**PROBLEMS TO SOLVE:**
A: Reproduce the passage on the abstract ego below, copying everything between "The constant emphasis" and "in the world.", inclusive.
B: Using the passage on the abstract ego below, decide whether each statement agrees with the passage. Answer yes or no for each, and quote the exact words that settle it. (i) The abstract ego relies on created categories between itself and others. (ii) Most humans are free of the abstract ego. (iii) Everyone works from the same imagined hierarchy.
C: In the passage on the abstract ego below, rewrite the paragraph beginning "The constant emphasis on applying different values" more briefly while keeping its main points.

**DOCUMENT EXTRACT:**
This is the beginning of what I'm calling the abstract ego, the layer of awareness most humans are locked in; it relies on created lines, categories, between itself and others both for its sense of self and self worth, and to entitle its desires. It is the location of the process of falsely devaluing others relative to one's self, as well as the location of falsely valuing or devaluing one's self based on how one imagines one is seen by society. I say falsely because we do not have a magic variable inside of us that changes our value and thus who we are every time someone looks at, and categorizes, us; we imagine this variable, just as they--in only seeing a fraction of our experience and effects--are imagining the capacity to define our "worth".

Our attachment to the abstract ego, and all of the superficial distances(from the perceived outside) it requires to appear, are the chains holding our face to the mirror that prevents us from seeing our body, limits the sense of scale through which we would otherwise understand ourselves as Life, and thus our abstract ego makes us unable to fully contextualize self-preservation as being located in understanding and respecting connections.

The constant emphasis on applying different values to what the abstract ego sees as outside of itself conceptually breaks the deeper context, in which our experiences have their roots, into separate things in separate drawers, stacked by importance. Because everyone is working on a different imagined hierarchy, it is each ego's fight for space, a drawer at the top of the tiny fleeting world it lives in, and the entitlement to externalize consequences to others that that space affords, which paves the way for all of the evils we've seen in the world.

**RAW DATA:**
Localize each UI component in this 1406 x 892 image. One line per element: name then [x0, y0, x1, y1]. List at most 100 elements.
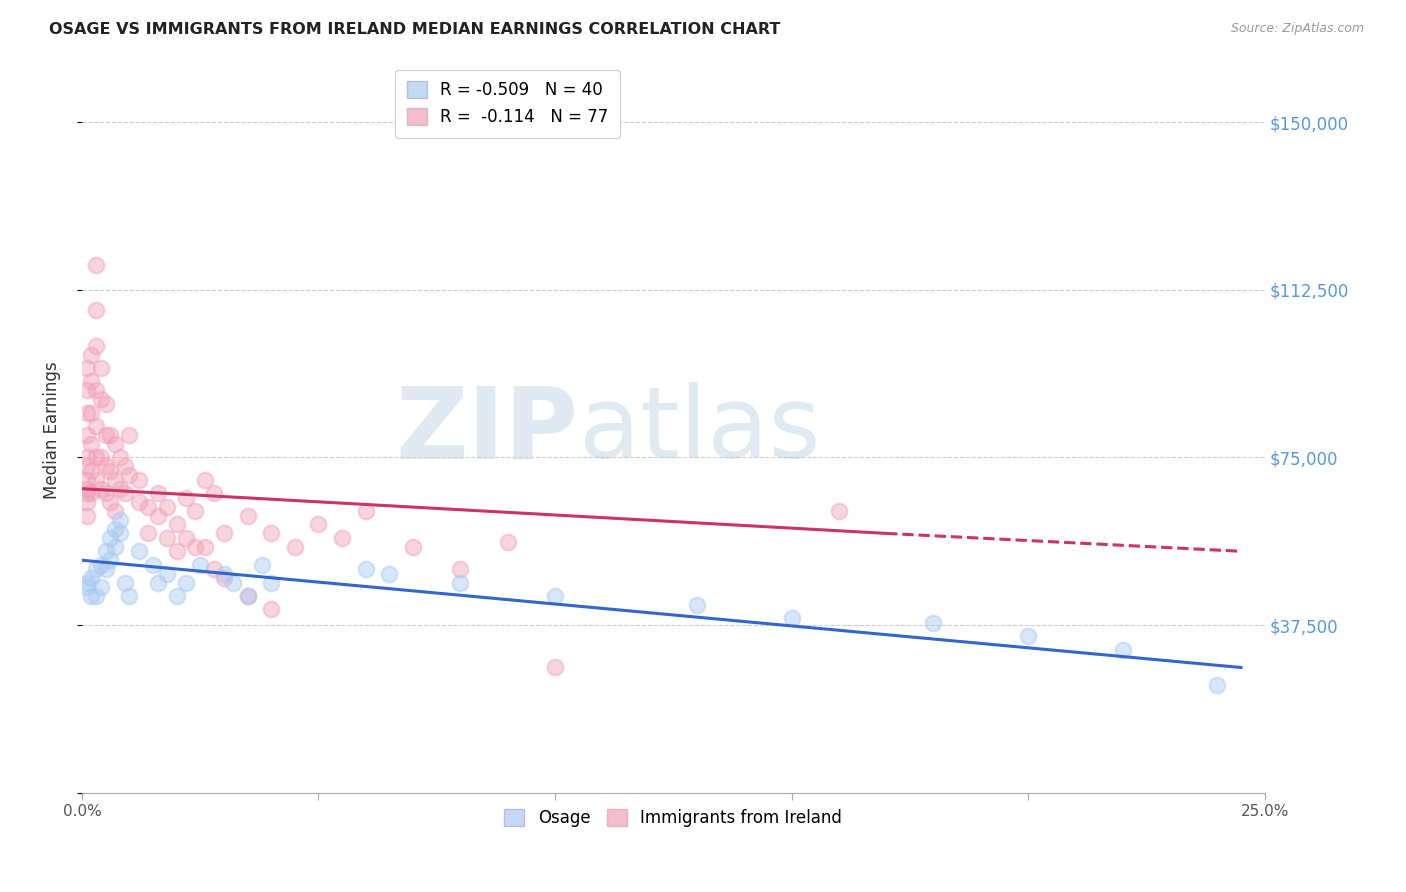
Point	[118, 428, 141, 442]
Point	[184, 540, 207, 554]
Point	[378, 566, 401, 581]
Point	[114, 575, 136, 590]
Point	[118, 468, 141, 483]
Point	[84, 589, 107, 603]
Point	[202, 486, 225, 500]
Point	[84, 562, 107, 576]
Point	[188, 558, 211, 572]
Point	[108, 482, 131, 496]
Point	[166, 517, 188, 532]
Point	[212, 566, 235, 581]
Text: ZIP: ZIP	[395, 382, 579, 479]
Point	[146, 486, 169, 500]
Point	[84, 450, 107, 465]
Point	[922, 615, 945, 630]
Point	[76, 428, 98, 442]
Point	[236, 589, 259, 603]
Point	[354, 504, 377, 518]
Point	[90, 450, 112, 465]
Point	[212, 526, 235, 541]
Point	[114, 486, 136, 500]
Point	[449, 562, 471, 576]
Point	[114, 459, 136, 474]
Point	[98, 428, 121, 442]
Point	[80, 464, 103, 478]
Point	[174, 491, 197, 505]
Point	[76, 473, 98, 487]
Point	[90, 580, 112, 594]
Point	[330, 531, 353, 545]
Point	[284, 540, 307, 554]
Point	[174, 575, 197, 590]
Point	[90, 392, 112, 407]
Point	[76, 575, 98, 590]
Point	[98, 553, 121, 567]
Point	[94, 428, 117, 442]
Point	[104, 437, 127, 451]
Point	[194, 473, 217, 487]
Point	[80, 571, 103, 585]
Point	[166, 589, 188, 603]
Text: Source: ZipAtlas.com: Source: ZipAtlas.com	[1230, 22, 1364, 36]
Point	[136, 526, 159, 541]
Point	[250, 558, 273, 572]
Point	[76, 508, 98, 523]
Point	[156, 566, 179, 581]
Point	[76, 384, 98, 398]
Point	[1206, 678, 1229, 692]
Point	[80, 406, 103, 420]
Point	[108, 526, 131, 541]
Point	[76, 459, 98, 474]
Point	[76, 486, 98, 500]
Point	[174, 531, 197, 545]
Point	[80, 437, 103, 451]
Point	[84, 339, 107, 353]
Point	[104, 540, 127, 554]
Point	[828, 504, 851, 518]
Point	[108, 513, 131, 527]
Point	[496, 535, 519, 549]
Point	[544, 589, 567, 603]
Point	[76, 361, 98, 376]
Point	[260, 602, 283, 616]
Point	[98, 531, 121, 545]
Point	[94, 562, 117, 576]
Text: atlas: atlas	[579, 382, 820, 479]
Point	[156, 500, 179, 514]
Point	[118, 589, 141, 603]
Point	[1111, 642, 1133, 657]
Point	[686, 598, 709, 612]
Point	[80, 348, 103, 362]
Point	[94, 397, 117, 411]
Point	[222, 575, 245, 590]
Point	[780, 611, 803, 625]
Point	[146, 508, 169, 523]
Point	[308, 517, 330, 532]
Point	[98, 495, 121, 509]
Point	[80, 486, 103, 500]
Point	[544, 660, 567, 674]
Point	[98, 464, 121, 478]
Y-axis label: Median Earnings: Median Earnings	[44, 362, 60, 500]
Point	[128, 473, 150, 487]
Point	[146, 575, 169, 590]
Point	[142, 558, 165, 572]
Point	[108, 450, 131, 465]
Legend: Osage, Immigrants from Ireland: Osage, Immigrants from Ireland	[496, 800, 851, 835]
Point	[194, 540, 217, 554]
Point	[1017, 629, 1039, 643]
Point	[94, 544, 117, 558]
Text: OSAGE VS IMMIGRANTS FROM IRELAND MEDIAN EARNINGS CORRELATION CHART: OSAGE VS IMMIGRANTS FROM IRELAND MEDIAN …	[49, 22, 780, 37]
Point	[184, 504, 207, 518]
Point	[94, 486, 117, 500]
Point	[136, 500, 159, 514]
Point	[354, 562, 377, 576]
Point	[84, 419, 107, 434]
Point	[94, 459, 117, 474]
Point	[104, 522, 127, 536]
Point	[80, 589, 103, 603]
Point	[80, 375, 103, 389]
Point	[128, 495, 150, 509]
Point	[76, 495, 98, 509]
Point	[84, 384, 107, 398]
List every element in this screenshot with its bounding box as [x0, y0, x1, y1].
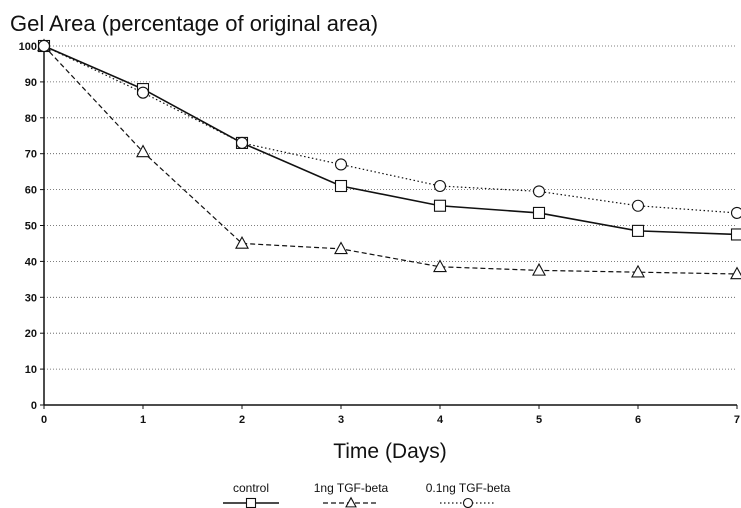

**WRITTEN RESPONSES:**
A:
The constant emphasis on applying different values to what the abstract ego sees as outside of itself conceptually breaks the deeper context, in which our experiences have their roots, into separate things in separate drawers, stacked by importance. Because everyone is working on a different imagined hierarchy, it is each ego's fight for space, a drawer at the top of the tiny fleeting world it lives in, and the entitlement to externalize consequences to others that that space affords, which paves the way for all of the evils we've seen in the world.

B:
(i) Yes: "it relies on created lines, categories, between itself and others"
(ii) No: "the layer of awareness most humans are locked in"
(iii) No: "Because everyone is working on a different imagined hierarchy"

C: The abstract ego keeps assigning different values to what it sees as outside itself. This splits the deeper context of our experience into separate pieces ranked by importance. Each ego works from its own imagined hierarchy, so each fights for a top place in its small, fleeting world. It also fights for the right to push consequences onto others that this place grants. That struggle paves the way for all the evils seen in the world.